## Material provided:
● ● ● ●

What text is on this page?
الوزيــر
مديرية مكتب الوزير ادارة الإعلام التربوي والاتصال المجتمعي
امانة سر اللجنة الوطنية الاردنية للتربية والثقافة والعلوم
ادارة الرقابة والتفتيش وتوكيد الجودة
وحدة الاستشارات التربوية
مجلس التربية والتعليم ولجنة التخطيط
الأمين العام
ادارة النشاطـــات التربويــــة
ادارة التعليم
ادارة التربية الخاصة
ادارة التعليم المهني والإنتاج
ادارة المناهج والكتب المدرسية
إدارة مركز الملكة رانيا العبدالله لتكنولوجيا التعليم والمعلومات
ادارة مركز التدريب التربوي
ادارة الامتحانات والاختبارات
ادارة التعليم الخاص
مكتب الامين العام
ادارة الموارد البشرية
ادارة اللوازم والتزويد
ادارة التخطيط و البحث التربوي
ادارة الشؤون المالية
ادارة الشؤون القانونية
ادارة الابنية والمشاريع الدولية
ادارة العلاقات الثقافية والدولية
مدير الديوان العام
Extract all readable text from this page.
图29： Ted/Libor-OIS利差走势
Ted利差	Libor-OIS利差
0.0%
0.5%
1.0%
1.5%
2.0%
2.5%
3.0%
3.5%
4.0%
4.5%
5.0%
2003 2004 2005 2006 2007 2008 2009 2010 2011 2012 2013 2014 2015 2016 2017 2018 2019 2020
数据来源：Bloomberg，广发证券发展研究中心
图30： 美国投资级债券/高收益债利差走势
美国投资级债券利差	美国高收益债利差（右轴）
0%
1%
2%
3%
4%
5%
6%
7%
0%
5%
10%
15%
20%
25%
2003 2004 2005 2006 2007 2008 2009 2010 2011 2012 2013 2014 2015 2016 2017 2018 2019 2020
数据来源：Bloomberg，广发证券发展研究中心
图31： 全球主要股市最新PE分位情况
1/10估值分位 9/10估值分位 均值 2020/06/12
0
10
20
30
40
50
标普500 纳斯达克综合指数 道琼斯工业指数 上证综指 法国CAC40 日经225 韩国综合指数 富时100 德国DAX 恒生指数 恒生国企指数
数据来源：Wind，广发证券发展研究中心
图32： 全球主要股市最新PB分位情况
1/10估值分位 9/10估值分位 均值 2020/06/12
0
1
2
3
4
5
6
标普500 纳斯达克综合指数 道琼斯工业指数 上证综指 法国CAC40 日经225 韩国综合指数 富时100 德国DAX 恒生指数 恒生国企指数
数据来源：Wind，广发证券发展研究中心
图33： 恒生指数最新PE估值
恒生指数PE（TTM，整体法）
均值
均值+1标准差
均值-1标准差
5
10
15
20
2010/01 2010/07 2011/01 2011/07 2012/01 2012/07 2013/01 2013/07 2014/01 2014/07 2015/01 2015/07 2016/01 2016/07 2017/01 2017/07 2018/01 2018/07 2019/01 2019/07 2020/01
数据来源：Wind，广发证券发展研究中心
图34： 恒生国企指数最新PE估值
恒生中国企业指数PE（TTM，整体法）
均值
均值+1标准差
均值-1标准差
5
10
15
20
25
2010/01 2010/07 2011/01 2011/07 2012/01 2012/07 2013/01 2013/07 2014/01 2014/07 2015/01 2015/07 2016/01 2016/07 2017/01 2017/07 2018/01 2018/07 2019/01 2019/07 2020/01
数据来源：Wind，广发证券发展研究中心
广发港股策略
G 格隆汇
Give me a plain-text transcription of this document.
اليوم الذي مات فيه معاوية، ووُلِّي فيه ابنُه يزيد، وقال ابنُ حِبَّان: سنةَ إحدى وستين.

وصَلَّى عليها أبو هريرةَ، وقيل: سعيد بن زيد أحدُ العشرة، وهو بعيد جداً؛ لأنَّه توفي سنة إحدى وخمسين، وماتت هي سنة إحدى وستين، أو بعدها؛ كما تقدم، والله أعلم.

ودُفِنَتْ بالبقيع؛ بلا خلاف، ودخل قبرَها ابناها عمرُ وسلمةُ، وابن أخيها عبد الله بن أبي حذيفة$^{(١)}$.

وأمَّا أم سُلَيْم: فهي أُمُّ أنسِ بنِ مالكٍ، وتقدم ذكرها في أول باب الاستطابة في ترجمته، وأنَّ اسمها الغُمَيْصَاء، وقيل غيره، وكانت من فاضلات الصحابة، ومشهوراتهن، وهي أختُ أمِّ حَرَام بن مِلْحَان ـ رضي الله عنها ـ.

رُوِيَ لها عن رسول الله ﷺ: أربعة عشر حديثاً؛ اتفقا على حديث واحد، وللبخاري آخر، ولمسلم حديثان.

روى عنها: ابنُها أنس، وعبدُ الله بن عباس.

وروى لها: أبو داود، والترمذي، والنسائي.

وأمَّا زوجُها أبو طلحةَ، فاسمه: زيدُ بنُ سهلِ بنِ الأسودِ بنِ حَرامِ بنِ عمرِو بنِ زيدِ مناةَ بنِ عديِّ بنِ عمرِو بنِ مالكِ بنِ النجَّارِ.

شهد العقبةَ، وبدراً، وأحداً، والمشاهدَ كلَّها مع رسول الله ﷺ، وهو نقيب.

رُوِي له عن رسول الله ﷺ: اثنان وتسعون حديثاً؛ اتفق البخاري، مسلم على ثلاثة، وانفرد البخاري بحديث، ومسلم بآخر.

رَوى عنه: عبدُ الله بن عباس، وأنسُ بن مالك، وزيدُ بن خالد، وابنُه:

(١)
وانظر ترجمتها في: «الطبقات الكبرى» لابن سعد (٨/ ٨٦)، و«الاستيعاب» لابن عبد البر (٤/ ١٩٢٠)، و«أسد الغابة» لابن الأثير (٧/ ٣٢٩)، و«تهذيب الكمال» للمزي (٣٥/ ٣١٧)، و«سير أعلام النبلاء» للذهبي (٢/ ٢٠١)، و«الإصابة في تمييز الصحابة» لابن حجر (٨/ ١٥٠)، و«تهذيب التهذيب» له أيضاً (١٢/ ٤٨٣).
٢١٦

● ● ● ●

## Stated problem:
Produce a verbatim transcription of the entries above.

## Exercise result:
What text is on this page?
الوزيــر
مديرية مكتب الوزير ادارة الإعلام التربوي والاتصال المجتمعي
امانة سر اللجنة الوطنية الاردنية للتربية والثقافة والعلوم
ادارة الرقابة والتفتيش وتوكيد الجودة
وحدة الاستشارات التربوية
مجلس التربية والتعليم ولجنة التخطيط
الأمين العام
ادارة النشاطـــات التربويــــة
ادارة التعليم
ادارة التربية الخاصة
ادارة التعليم المهني والإنتاج
ادارة المناهج والكتب المدرسية
إدارة مركز الملكة رانيا العبدالله لتكنولوجيا التعليم والمعلومات
ادارة مركز التدريب التربوي
ادارة الامتحانات والاختبارات
ادارة التعليم الخاص
مكتب الامين العام
ادارة الموارد البشرية
ادارة اللوازم والتزويد
ادارة التخطيط و البحث التربوي
ادارة الشؤون المالية
ادارة الشؤون القانونية
ادارة الابنية والمشاريع الدولية
ادارة العلاقات الثقافية والدولية
مدير الديوان العام
Extract all readable text from this page.
图29： Ted/Libor-OIS利差走势
Ted利差	Libor-OIS利差
0.0%
0.5%
1.0%
1.5%
2.0%
2.5%
3.0%
3.5%
4.0%
4.5%
5.0%
2003 2004 2005 2006 2007 2008 2009 2010 2011 2012 2013 2014 2015 2016 2017 2018 2019 2020
数据来源：Bloomberg，广发证券发展研究中心
图30： 美国投资级债券/高收益债利差走势
美国投资级债券利差	美国高收益债利差（右轴）
0%
1%
2%
3%
4%
5%
6%
7%
0%
5%
10%
15%
20%
25%
2003 2004 2005 2006 2007 2008 2009 2010 2011 2012 2013 2014 2015 2016 2017 2018 2019 2020
数据来源：Bloomberg，广发证券发展研究中心
图31： 全球主要股市最新PE分位情况
1/10估值分位 9/10估值分位 均值 2020/06/12
0
10
20
30
40
50
标普500 纳斯达克综合指数 道琼斯工业指数 上证综指 法国CAC40 日经225 韩国综合指数 富时100 德国DAX 恒生指数 恒生国企指数
数据来源：Wind，广发证券发展研究中心
图32： 全球主要股市最新PB分位情况
1/10估值分位 9/10估值分位 均值 2020/06/12
0
1
2
3
4
5
6
标普500 纳斯达克综合指数 道琼斯工业指数 上证综指 法国CAC40 日经225 韩国综合指数 富时100 德国DAX 恒生指数 恒生国企指数
数据来源：Wind，广发证券发展研究中心
图33： 恒生指数最新PE估值
恒生指数PE（TTM，整体法）
均值
均值+1标准差
均值-1标准差
5
10
15
20
2010/01 2010/07 2011/01 2011/07 2012/01 2012/07 2013/01 2013/07 2014/01 2014/07 2015/01 2015/07 2016/01 2016/07 2017/01 2017/07 2018/01 2018/07 2019/01 2019/07 2020/01
数据来源：Wind，广发证券发展研究中心
图34： 恒生国企指数最新PE估值
恒生中国企业指数PE（TTM，整体法）
均值
均值+1标准差
均值-1标准差
5
10
15
20
25
2010/01 2010/07 2011/01 2011/07 2012/01 2012/07 2013/01 2013/07 2014/01 2014/07 2015/01 2015/07 2016/01 2016/07 2017/01 2017/07 2018/01 2018/07 2019/01 2019/07 2020/01
数据来源：Wind，广发证券发展研究中心
广发港股策略
G 格隆汇
Give me a plain-text transcription of this document.
اليوم الذي مات فيه معاوية، ووُلِّي فيه ابنُه يزيد، وقال ابنُ حِبَّان: سنةَ إحدى وستين.

وصَلَّى عليها أبو هريرةَ، وقيل: سعيد بن زيد أحدُ العشرة، وهو بعيد جداً؛ لأنَّه توفي سنة إحدى وخمسين، وماتت هي سنة إحدى وستين، أو بعدها؛ كما تقدم، والله أعلم.

ودُفِنَتْ بالبقيع؛ بلا خلاف، ودخل قبرَها ابناها عمرُ وسلمةُ، وابن أخيها عبد الله بن أبي حذيفة$^{(١)}$.

وأمَّا أم سُلَيْم: فهي أُمُّ أنسِ بنِ مالكٍ، وتقدم ذكرها في أول باب الاستطابة في ترجمته، وأنَّ اسمها الغُمَيْصَاء، وقيل غيره، وكانت من فاضلات الصحابة، ومشهوراتهن، وهي أختُ أمِّ حَرَام بن مِلْحَان ـ رضي الله عنها ـ.

رُوِيَ لها عن رسول الله ﷺ: أربعة عشر حديثاً؛ اتفقا على حديث واحد، وللبخاري آخر، ولمسلم حديثان.

روى عنها: ابنُها أنس، وعبدُ الله بن عباس.

وروى لها: أبو داود، والترمذي، والنسائي.

وأمَّا زوجُها أبو طلحةَ، فاسمه: زيدُ بنُ سهلِ بنِ الأسودِ بنِ حَرامِ بنِ عمرِو بنِ زيدِ مناةَ بنِ عديِّ بنِ عمرِو بنِ مالكِ بنِ النجَّارِ.

شهد العقبةَ، وبدراً، وأحداً، والمشاهدَ كلَّها مع رسول الله ﷺ، وهو نقيب.

رُوِي له عن رسول الله ﷺ: اثنان وتسعون حديثاً؛ اتفق البخاري، مسلم على ثلاثة، وانفرد البخاري بحديث، ومسلم بآخر.

رَوى عنه: عبدُ الله بن عباس، وأنسُ بن مالك، وزيدُ بن خالد، وابنُه:

(١)
وانظر ترجمتها في: «الطبقات الكبرى» لابن سعد (٨/ ٨٦)، و«الاستيعاب» لابن عبد البر (٤/ ١٩٢٠)، و«أسد الغابة» لابن الأثير (٧/ ٣٢٩)، و«تهذيب الكمال» للمزي (٣٥/ ٣١٧)، و«سير أعلام النبلاء» للذهبي (٢/ ٢٠١)، و«الإصابة في تمييز الصحابة» لابن حجر (٨/ ١٥٠)، و«تهذيب التهذيب» له أيضاً (١٢/ ٤٨٣).
٢١٦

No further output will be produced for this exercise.